- TASK TO COMPLETE
Of the lines in this material, how many contain "type"? Answer with a single number only.

Rows from a figure dataset
* * *
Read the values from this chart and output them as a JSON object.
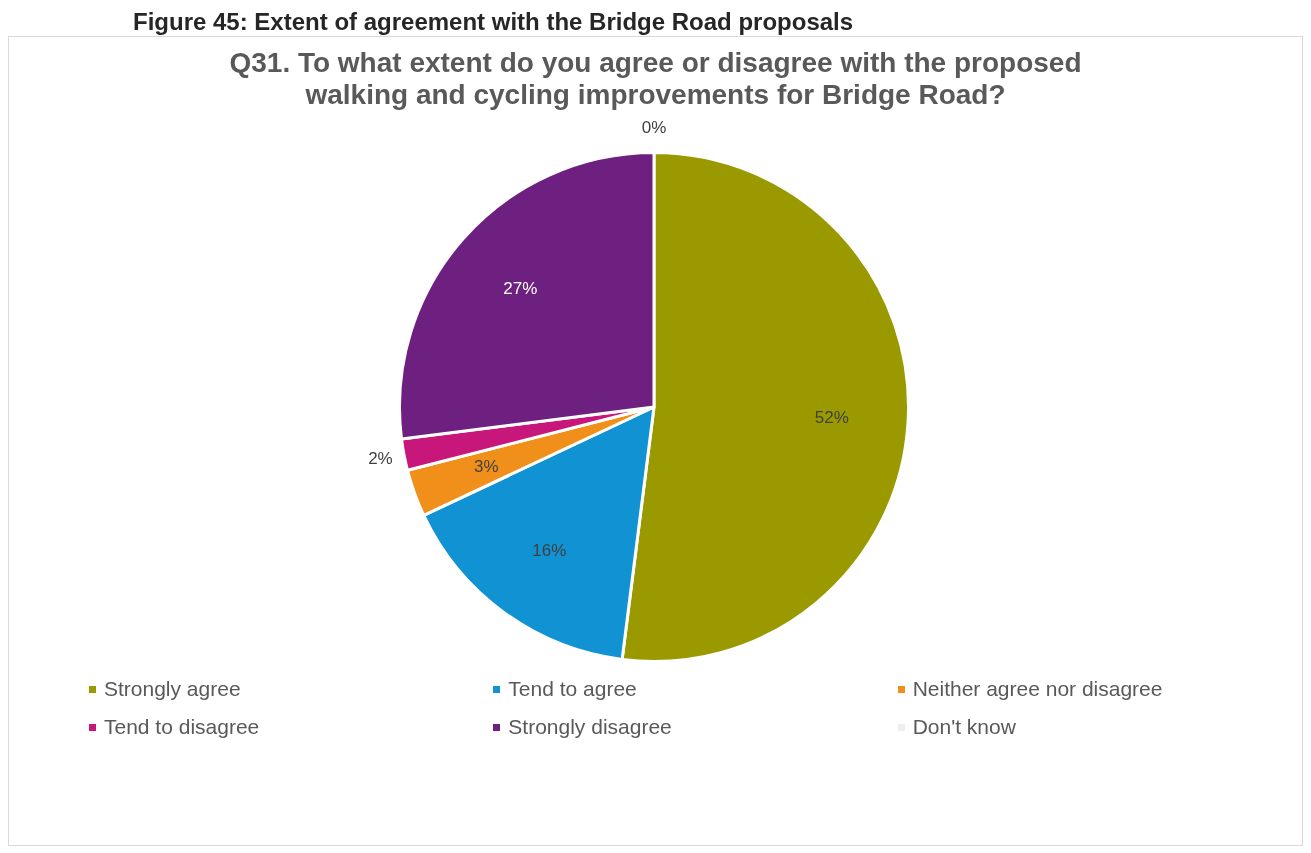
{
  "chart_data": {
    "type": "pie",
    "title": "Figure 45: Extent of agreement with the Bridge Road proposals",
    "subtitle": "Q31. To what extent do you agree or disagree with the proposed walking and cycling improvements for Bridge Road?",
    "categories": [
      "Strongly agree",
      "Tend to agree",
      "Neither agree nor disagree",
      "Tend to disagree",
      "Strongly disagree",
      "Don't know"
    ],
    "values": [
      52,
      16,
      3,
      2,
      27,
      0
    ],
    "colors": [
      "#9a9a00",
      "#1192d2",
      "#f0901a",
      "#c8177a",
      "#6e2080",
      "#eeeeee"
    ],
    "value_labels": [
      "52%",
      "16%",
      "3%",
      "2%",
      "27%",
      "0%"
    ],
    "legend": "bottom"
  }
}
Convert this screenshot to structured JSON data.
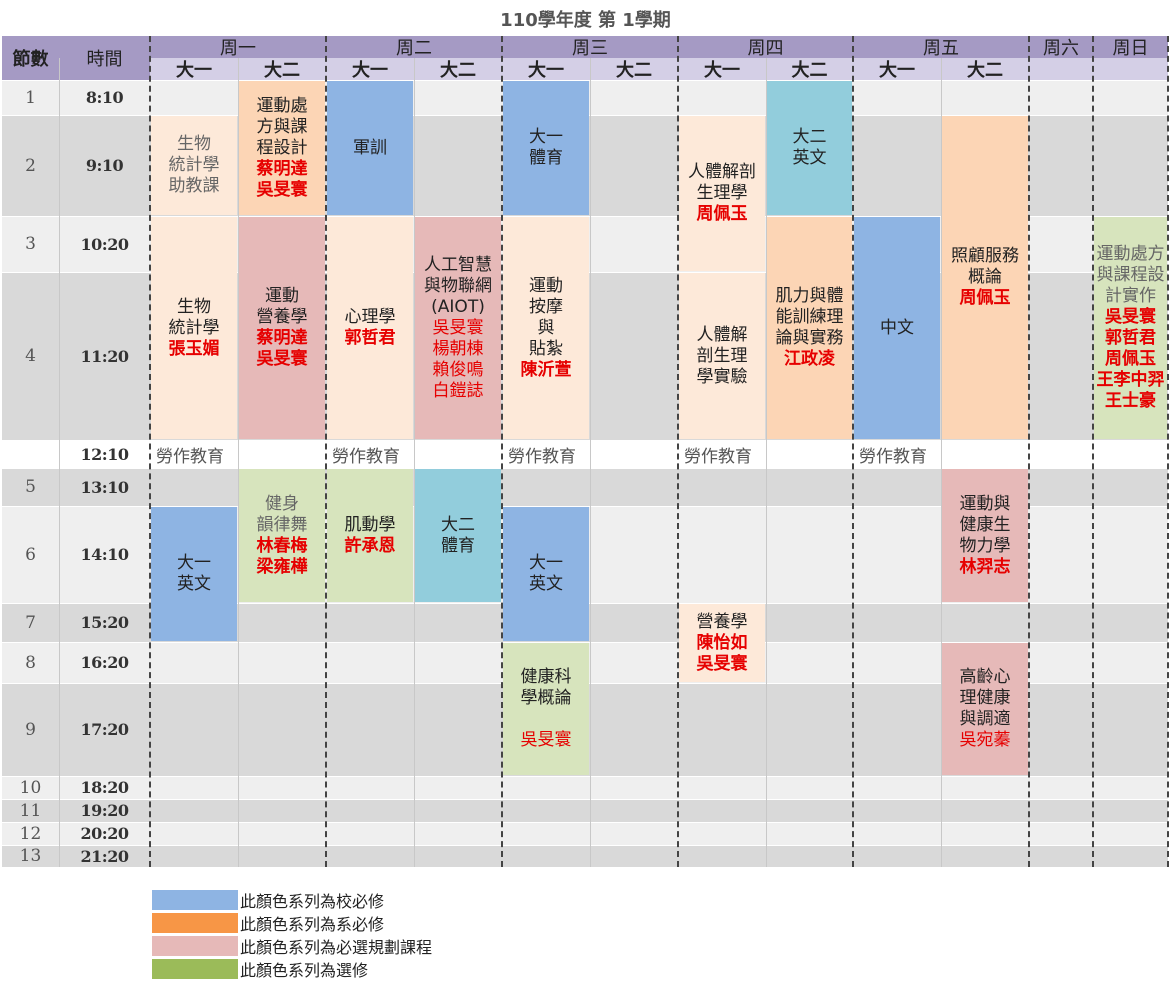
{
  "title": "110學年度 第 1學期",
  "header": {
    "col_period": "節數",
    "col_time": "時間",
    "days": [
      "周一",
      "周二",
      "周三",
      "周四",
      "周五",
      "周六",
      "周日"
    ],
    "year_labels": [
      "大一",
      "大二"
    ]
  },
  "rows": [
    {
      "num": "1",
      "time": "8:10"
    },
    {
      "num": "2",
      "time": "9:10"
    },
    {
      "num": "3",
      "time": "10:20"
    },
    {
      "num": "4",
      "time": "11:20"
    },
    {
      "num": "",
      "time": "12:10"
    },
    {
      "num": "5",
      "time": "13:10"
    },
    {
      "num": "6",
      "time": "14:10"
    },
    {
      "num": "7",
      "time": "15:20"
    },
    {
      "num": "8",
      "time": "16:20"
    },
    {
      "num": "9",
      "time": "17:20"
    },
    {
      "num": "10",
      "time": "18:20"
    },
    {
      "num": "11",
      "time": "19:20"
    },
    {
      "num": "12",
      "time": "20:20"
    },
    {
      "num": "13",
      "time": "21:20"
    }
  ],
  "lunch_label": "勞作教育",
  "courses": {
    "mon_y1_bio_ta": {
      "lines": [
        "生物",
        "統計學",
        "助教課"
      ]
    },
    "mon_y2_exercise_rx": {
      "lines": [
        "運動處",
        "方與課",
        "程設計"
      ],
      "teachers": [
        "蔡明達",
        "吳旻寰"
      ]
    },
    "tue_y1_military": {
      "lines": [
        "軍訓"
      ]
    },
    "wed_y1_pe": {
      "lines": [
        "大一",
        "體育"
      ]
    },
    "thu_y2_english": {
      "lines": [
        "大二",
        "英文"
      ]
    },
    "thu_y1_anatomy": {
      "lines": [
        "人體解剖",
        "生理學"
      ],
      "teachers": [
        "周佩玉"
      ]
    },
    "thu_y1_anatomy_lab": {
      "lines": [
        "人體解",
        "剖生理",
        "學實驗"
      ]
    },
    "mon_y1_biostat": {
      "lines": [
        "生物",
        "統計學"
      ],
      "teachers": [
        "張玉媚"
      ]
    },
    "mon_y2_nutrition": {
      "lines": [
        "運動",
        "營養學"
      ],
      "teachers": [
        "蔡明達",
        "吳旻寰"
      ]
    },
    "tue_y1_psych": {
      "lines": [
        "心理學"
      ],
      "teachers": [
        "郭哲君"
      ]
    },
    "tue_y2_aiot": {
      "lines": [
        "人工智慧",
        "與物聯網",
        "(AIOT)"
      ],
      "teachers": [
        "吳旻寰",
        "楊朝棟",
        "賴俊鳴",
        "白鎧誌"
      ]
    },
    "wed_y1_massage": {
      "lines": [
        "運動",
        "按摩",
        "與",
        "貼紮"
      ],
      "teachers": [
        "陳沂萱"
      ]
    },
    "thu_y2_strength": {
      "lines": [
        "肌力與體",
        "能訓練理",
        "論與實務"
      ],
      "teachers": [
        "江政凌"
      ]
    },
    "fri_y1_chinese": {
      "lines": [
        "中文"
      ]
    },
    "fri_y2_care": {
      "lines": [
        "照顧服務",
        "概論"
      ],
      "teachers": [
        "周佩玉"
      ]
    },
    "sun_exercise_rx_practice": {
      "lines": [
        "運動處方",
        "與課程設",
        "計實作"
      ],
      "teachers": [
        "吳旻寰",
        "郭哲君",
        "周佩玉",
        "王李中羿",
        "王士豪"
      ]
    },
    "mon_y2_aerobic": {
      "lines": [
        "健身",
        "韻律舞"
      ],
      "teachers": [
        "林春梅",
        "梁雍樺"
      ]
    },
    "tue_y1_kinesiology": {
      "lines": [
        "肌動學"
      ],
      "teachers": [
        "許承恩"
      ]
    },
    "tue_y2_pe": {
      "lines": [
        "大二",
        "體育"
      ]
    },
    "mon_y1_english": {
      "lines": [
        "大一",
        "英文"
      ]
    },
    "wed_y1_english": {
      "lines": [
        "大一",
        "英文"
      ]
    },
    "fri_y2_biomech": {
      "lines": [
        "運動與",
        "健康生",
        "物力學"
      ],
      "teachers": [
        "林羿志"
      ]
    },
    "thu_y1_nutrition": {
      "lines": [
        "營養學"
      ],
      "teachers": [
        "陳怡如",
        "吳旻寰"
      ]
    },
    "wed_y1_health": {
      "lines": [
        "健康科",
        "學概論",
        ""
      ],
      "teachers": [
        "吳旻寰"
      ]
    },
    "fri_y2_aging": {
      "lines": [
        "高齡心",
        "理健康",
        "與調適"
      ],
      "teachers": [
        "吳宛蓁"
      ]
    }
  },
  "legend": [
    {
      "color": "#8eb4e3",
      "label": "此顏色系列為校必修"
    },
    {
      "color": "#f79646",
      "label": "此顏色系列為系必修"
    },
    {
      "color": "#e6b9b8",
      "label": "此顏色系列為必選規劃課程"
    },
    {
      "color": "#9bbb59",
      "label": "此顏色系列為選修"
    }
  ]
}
* * *
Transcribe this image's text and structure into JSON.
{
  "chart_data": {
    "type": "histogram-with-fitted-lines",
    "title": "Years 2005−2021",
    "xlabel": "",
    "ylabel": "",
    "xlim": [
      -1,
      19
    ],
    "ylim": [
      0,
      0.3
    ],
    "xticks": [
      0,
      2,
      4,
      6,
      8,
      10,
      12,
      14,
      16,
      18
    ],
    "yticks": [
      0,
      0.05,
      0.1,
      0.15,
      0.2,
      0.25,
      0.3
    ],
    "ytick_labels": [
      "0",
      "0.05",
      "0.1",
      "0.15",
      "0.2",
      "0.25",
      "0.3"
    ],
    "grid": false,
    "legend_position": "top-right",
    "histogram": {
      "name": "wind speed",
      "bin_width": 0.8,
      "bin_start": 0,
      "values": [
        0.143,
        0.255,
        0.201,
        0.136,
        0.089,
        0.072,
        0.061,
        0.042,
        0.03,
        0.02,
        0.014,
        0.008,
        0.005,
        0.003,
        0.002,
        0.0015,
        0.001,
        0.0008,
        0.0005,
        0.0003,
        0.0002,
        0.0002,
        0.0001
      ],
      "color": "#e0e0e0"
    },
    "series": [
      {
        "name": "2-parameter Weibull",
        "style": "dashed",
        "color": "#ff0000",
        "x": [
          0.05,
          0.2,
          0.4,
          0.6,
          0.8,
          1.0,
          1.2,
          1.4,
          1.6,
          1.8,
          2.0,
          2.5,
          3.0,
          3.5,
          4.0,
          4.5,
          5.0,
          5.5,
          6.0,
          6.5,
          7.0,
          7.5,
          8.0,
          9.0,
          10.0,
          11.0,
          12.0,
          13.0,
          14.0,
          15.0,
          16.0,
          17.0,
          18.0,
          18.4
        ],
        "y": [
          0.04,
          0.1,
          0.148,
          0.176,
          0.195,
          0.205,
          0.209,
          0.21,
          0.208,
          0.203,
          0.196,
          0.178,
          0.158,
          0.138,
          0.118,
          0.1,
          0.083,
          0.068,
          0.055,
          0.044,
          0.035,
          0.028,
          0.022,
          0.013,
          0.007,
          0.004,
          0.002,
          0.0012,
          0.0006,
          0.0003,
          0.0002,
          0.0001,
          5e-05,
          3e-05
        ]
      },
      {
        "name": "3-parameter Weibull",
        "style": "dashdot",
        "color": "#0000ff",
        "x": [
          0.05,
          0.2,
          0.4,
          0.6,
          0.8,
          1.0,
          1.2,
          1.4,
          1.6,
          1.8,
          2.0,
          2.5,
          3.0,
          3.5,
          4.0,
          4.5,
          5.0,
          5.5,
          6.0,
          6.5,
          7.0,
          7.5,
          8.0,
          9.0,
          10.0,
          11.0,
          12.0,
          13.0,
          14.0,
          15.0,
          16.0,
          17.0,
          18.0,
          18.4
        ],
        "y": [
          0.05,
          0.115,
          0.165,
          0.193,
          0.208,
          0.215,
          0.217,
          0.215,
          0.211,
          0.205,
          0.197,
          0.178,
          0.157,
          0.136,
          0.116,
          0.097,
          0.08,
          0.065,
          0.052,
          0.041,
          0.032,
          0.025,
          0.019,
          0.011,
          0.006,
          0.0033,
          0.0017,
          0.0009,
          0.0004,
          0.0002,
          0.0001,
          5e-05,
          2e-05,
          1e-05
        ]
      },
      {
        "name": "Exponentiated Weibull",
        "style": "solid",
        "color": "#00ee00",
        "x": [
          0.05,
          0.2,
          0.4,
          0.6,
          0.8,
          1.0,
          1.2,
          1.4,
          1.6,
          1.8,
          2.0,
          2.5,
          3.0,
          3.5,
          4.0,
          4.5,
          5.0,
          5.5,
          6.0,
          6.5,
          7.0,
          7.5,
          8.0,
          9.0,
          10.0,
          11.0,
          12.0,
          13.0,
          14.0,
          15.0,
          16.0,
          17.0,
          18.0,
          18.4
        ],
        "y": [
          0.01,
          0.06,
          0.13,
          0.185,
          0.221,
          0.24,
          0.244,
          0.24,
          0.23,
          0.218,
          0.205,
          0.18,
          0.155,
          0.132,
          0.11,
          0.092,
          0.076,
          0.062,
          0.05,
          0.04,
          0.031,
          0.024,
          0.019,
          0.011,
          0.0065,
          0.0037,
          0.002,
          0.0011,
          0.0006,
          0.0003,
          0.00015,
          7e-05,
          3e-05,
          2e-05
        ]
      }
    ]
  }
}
* * *
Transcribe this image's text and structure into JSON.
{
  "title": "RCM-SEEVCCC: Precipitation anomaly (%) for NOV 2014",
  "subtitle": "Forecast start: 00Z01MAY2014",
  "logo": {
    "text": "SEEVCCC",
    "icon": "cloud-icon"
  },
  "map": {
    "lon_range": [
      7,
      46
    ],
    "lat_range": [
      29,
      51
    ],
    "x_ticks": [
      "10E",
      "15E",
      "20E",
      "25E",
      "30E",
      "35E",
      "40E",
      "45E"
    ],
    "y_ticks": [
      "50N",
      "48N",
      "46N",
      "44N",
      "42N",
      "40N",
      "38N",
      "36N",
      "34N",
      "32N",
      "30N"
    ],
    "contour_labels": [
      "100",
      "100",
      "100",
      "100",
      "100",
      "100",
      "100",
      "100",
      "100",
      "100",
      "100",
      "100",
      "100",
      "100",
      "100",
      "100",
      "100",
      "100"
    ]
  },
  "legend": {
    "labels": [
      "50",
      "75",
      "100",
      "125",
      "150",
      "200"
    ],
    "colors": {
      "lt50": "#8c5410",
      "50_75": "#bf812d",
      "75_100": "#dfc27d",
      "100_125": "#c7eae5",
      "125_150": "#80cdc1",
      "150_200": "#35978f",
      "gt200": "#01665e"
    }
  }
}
* * *
- SOLUTION BELOW
2